## WHAT YOU WILL DO
The material below should be written out in full and exactly; pictures stay out of the copy.

═══ MATERIAL SHOWN

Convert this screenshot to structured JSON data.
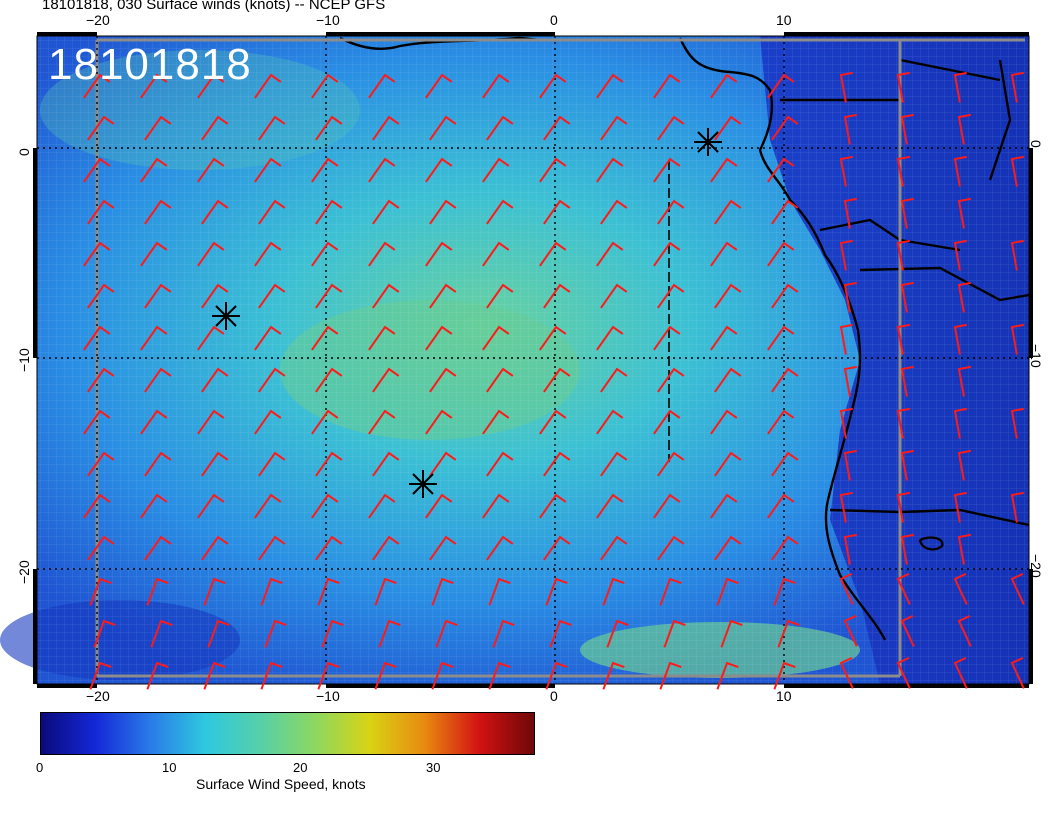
{
  "title": "18101818, 030 Surface winds (knots) -- NCEP GFS",
  "date_label": "18101818",
  "lon_ticks": [
    "−20",
    "−10",
    "0",
    "10"
  ],
  "lat_ticks_left": [
    "0",
    "−10",
    "−20"
  ],
  "lat_ticks_right": [
    "0",
    "−10",
    "−20"
  ],
  "colorbar": {
    "label": "Surface Wind Speed, knots",
    "ticks": [
      "0",
      "10",
      "20",
      "30"
    ],
    "colors": [
      "#0a0a7a",
      "#1428d8",
      "#2a7be8",
      "#2ec8e0",
      "#56d0a8",
      "#8cd860",
      "#d8d414",
      "#e88a10",
      "#d21212",
      "#6e0808"
    ]
  },
  "colors": {
    "ocean_low": "#1c3ec8",
    "ocean_mid": "#2fa0e0",
    "ocean_high": "#5ad0b4",
    "land": "#1630b8",
    "barb": "#ff1a1a",
    "coast": "#000000",
    "grid": "#000000"
  },
  "markers": [
    "asterisk-marker",
    "asterisk-marker",
    "asterisk-marker"
  ]
}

══════

## THE REPLY
Convert this screenshot to structured JSON data.
{
  "title": "18101818, 030 Surface winds (knots) -- NCEP GFS",
  "date_label": "18101818",
  "lon_ticks": [
    "−20",
    "−10",
    "0",
    "10"
  ],
  "lat_ticks_left": [
    "0",
    "−10",
    "−20"
  ],
  "lat_ticks_right": [
    "0",
    "−10",
    "−20"
  ],
  "colorbar": {
    "label": "Surface Wind Speed, knots",
    "ticks": [
      "0",
      "10",
      "20",
      "30"
    ],
    "colors": [
      "#0a0a7a",
      "#1428d8",
      "#2a7be8",
      "#2ec8e0",
      "#56d0a8",
      "#8cd860",
      "#d8d414",
      "#e88a10",
      "#d21212",
      "#6e0808"
    ]
  },
  "colors": {
    "ocean_low": "#1c3ec8",
    "ocean_mid": "#2fa0e0",
    "ocean_high": "#5ad0b4",
    "land": "#1630b8",
    "barb": "#ff1a1a",
    "coast": "#000000",
    "grid": "#000000"
  },
  "markers": [
    "asterisk-marker",
    "asterisk-marker",
    "asterisk-marker"
  ]
}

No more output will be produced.